TASK DETAILS:
Every entry must be given again exactly.

'''

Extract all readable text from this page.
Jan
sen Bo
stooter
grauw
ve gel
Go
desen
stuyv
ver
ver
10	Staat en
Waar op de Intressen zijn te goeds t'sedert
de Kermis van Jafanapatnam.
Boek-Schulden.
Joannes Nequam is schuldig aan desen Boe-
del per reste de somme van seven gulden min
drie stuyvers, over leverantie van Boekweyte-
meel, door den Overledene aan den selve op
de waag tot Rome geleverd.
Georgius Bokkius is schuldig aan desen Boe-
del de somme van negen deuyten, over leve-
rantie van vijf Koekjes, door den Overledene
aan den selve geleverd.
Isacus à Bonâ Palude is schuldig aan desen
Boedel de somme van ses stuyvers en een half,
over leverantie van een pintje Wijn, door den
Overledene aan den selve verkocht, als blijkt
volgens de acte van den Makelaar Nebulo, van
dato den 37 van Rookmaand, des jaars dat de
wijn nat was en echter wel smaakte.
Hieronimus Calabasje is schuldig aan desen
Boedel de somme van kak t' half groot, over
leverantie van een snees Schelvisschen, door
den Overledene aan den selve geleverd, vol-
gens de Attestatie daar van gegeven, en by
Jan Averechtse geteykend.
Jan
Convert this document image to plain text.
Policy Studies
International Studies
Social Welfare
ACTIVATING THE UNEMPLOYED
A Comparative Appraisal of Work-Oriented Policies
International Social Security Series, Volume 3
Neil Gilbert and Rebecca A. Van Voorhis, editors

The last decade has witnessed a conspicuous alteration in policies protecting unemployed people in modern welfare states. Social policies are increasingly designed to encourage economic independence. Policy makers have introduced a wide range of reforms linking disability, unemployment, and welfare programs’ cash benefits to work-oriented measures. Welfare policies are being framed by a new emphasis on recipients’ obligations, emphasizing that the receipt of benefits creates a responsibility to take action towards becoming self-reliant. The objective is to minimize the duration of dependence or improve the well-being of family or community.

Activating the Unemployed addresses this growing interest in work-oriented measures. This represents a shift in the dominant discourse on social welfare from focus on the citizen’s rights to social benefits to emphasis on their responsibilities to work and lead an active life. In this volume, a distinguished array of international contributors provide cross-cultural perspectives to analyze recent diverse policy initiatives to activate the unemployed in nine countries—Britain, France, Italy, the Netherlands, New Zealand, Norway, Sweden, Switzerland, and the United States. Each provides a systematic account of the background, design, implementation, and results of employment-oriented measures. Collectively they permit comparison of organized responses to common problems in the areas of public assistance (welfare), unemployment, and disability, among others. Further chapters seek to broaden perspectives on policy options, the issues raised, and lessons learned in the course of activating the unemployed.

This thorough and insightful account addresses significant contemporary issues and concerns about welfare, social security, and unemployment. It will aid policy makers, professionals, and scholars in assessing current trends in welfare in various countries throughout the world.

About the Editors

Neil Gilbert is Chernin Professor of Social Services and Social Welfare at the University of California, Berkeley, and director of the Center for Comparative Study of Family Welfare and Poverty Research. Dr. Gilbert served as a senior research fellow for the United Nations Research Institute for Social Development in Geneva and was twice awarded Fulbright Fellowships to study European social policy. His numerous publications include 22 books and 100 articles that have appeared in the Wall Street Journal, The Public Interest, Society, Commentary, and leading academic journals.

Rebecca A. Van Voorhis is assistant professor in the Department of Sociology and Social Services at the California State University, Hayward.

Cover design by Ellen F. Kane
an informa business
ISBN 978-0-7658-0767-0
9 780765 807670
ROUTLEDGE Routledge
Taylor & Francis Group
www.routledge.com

'''

EXPECTED ANSWER:
Extract all readable text from this page.
Jan
sen Bo
stooter
grauw
ve gel
Go
desen
stuyv
ver
ver
10	Staat en
Waar op de Intressen zijn te goeds t'sedert
de Kermis van Jafanapatnam.
Boek-Schulden.
Joannes Nequam is schuldig aan desen Boe-
del per reste de somme van seven gulden min
drie stuyvers, over leverantie van Boekweyte-
meel, door den Overledene aan den selve op
de waag tot Rome geleverd.
Georgius Bokkius is schuldig aan desen Boe-
del de somme van negen deuyten, over leve-
rantie van vijf Koekjes, door den Overledene
aan den selve geleverd.
Isacus à Bonâ Palude is schuldig aan desen
Boedel de somme van ses stuyvers en een half,
over leverantie van een pintje Wijn, door den
Overledene aan den selve verkocht, als blijkt
volgens de acte van den Makelaar Nebulo, van
dato den 37 van Rookmaand, des jaars dat de
wijn nat was en echter wel smaakte.
Hieronimus Calabasje is schuldig aan desen
Boedel de somme van kak t' half groot, over
leverantie van een snees Schelvisschen, door
den Overledene aan den selve geleverd, vol-
gens de Attestatie daar van gegeven, en by
Jan Averechtse geteykend.
Jan
Convert this document image to plain text.
Policy Studies
International Studies
Social Welfare
ACTIVATING THE UNEMPLOYED
A Comparative Appraisal of Work-Oriented Policies
International Social Security Series, Volume 3
Neil Gilbert and Rebecca A. Van Voorhis, editors

The last decade has witnessed a conspicuous alteration in policies protecting unemployed people in modern welfare states. Social policies are increasingly designed to encourage economic independence. Policy makers have introduced a wide range of reforms linking disability, unemployment, and welfare programs’ cash benefits to work-oriented measures. Welfare policies are being framed by a new emphasis on recipients’ obligations, emphasizing that the receipt of benefits creates a responsibility to take action towards becoming self-reliant. The objective is to minimize the duration of dependence or improve the well-being of family or community.

Activating the Unemployed addresses this growing interest in work-oriented measures. This represents a shift in the dominant discourse on social welfare from focus on the citizen’s rights to social benefits to emphasis on their responsibilities to work and lead an active life. In this volume, a distinguished array of international contributors provide cross-cultural perspectives to analyze recent diverse policy initiatives to activate the unemployed in nine countries—Britain, France, Italy, the Netherlands, New Zealand, Norway, Sweden, Switzerland, and the United States. Each provides a systematic account of the background, design, implementation, and results of employment-oriented measures. Collectively they permit comparison of organized responses to common problems in the areas of public assistance (welfare), unemployment, and disability, among others. Further chapters seek to broaden perspectives on policy options, the issues raised, and lessons learned in the course of activating the unemployed.

This thorough and insightful account addresses significant contemporary issues and concerns about welfare, social security, and unemployment. It will aid policy makers, professionals, and scholars in assessing current trends in welfare in various countries throughout the world.

About the Editors

Neil Gilbert is Chernin Professor of Social Services and Social Welfare at the University of California, Berkeley, and director of the Center for Comparative Study of Family Welfare and Poverty Research. Dr. Gilbert served as a senior research fellow for the United Nations Research Institute for Social Development in Geneva and was twice awarded Fulbright Fellowships to study European social policy. His numerous publications include 22 books and 100 articles that have appeared in the Wall Street Journal, The Public Interest, Society, Commentary, and leading academic journals.

Rebecca A. Van Voorhis is assistant professor in the Department of Sociology and Social Services at the California State University, Hayward.

Cover design by Ellen F. Kane
an informa business
ISBN 978-0-7658-0767-0
9 780765 807670
ROUTLEDGE Routledge
Taylor & Francis Group
www.routledge.com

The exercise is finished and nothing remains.